──────── DATA SECTION ────────
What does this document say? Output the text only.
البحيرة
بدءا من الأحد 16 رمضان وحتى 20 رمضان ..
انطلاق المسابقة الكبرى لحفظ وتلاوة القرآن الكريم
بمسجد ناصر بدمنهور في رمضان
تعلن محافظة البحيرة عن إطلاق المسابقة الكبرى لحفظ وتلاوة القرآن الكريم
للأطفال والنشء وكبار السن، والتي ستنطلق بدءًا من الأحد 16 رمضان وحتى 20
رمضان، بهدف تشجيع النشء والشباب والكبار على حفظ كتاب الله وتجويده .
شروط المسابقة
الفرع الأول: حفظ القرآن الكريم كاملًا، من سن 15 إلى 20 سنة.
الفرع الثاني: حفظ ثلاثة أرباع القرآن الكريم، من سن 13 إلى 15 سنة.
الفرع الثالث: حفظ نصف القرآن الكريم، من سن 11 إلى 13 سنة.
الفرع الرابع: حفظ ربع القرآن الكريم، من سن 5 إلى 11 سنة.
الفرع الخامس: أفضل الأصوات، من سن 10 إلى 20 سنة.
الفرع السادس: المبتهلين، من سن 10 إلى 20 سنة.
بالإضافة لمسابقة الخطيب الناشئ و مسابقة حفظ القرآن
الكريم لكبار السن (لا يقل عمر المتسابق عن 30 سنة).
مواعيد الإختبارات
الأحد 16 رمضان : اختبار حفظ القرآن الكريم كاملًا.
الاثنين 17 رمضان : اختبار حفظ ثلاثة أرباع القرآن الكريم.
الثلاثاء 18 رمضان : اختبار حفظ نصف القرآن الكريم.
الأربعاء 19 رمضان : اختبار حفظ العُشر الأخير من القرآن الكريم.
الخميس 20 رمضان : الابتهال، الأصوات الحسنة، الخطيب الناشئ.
────────
──────── DATA SECTION ────────
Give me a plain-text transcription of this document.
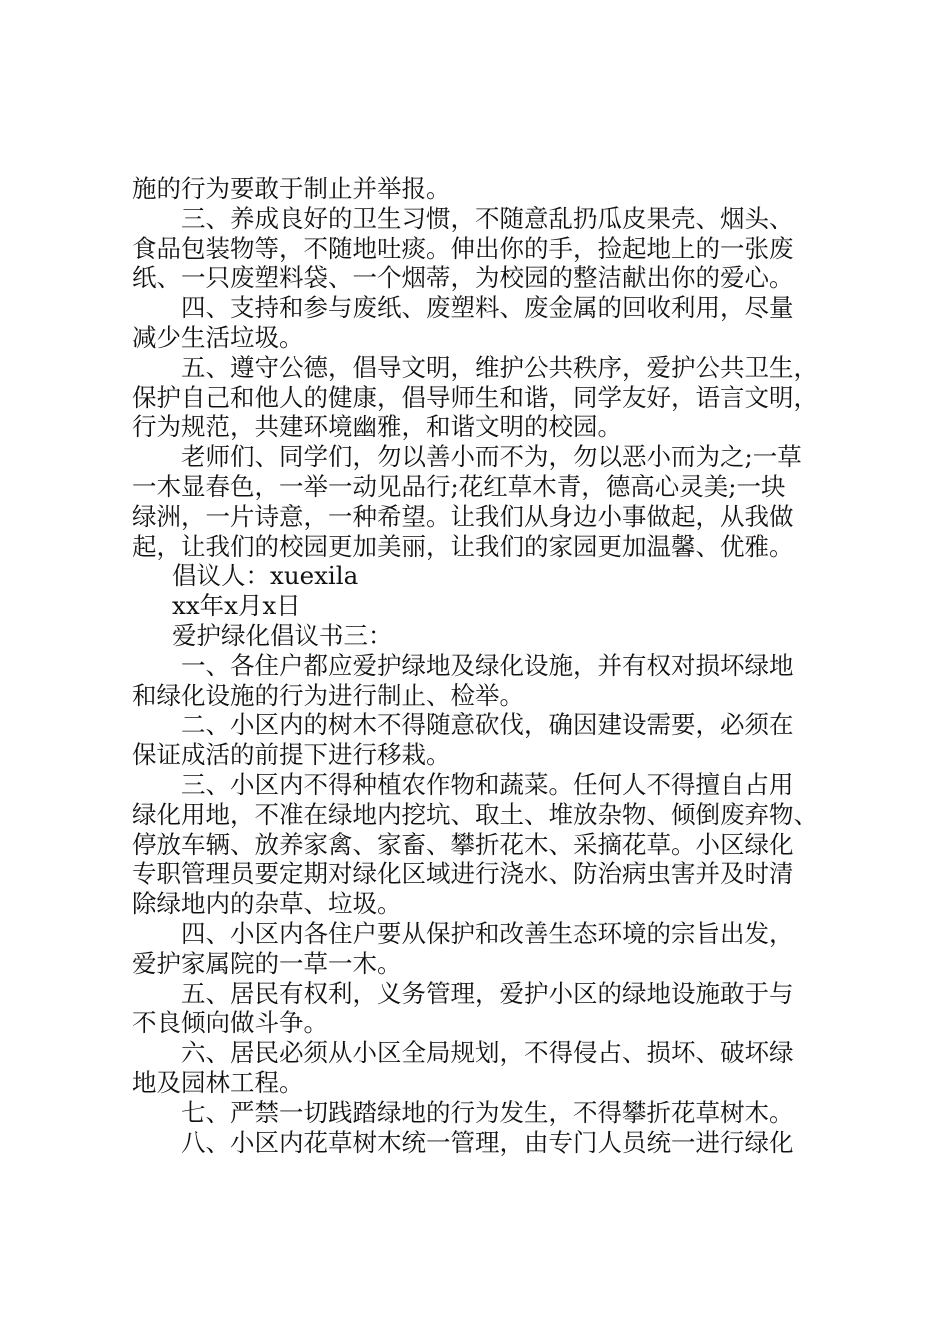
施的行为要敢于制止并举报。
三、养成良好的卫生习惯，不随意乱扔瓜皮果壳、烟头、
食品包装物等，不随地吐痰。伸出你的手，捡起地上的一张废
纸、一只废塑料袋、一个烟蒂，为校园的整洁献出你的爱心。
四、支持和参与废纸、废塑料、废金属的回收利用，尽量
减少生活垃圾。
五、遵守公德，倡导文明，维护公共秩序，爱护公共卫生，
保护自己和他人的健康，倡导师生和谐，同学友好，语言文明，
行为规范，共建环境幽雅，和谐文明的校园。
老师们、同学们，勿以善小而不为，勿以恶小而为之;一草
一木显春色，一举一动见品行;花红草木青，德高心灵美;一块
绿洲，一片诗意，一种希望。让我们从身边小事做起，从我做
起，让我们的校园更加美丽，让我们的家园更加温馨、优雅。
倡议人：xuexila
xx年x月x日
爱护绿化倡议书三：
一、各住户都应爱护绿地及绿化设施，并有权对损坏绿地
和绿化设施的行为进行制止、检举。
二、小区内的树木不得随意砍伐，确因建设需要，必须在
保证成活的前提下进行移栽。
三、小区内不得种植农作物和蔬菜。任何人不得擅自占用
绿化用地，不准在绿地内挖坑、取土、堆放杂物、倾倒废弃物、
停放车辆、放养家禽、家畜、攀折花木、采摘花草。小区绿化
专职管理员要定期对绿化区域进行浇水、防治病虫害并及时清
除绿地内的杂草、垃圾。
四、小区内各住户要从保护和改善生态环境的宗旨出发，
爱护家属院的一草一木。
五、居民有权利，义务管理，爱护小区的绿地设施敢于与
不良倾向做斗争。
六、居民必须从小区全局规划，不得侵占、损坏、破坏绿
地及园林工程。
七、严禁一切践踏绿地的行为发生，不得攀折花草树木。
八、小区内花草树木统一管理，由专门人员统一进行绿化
────────
──────── DATA SECTION ────────
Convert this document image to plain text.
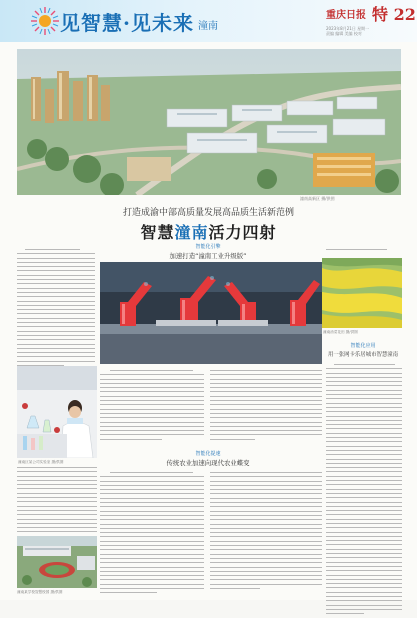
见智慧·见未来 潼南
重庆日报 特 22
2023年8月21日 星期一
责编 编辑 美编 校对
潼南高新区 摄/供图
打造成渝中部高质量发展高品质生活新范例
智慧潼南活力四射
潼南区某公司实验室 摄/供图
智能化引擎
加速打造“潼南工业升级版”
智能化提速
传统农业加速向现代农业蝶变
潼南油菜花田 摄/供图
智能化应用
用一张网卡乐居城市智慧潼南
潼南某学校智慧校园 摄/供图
────────
CHALLENGE.
Scan the entries above. Copy each line that has the string "الفرع".

RESULT OF THE TASK.
الفرع الأول: حفظ القرآن الكريم كاملًا، من سن 15 إلى 20 سنة.
الفرع الثاني: حفظ ثلاثة أرباع القرآن الكريم، من سن 13 إلى 15 سنة.
الفرع الثالث: حفظ نصف القرآن الكريم، من سن 11 إلى 13 سنة.
الفرع الرابع: حفظ ربع القرآن الكريم، من سن 5 إلى 11 سنة.
الفرع الخامس: أفضل الأصوات، من سن 10 إلى 20 سنة.
الفرع السادس: المبتهلين، من سن 10 إلى 20 سنة.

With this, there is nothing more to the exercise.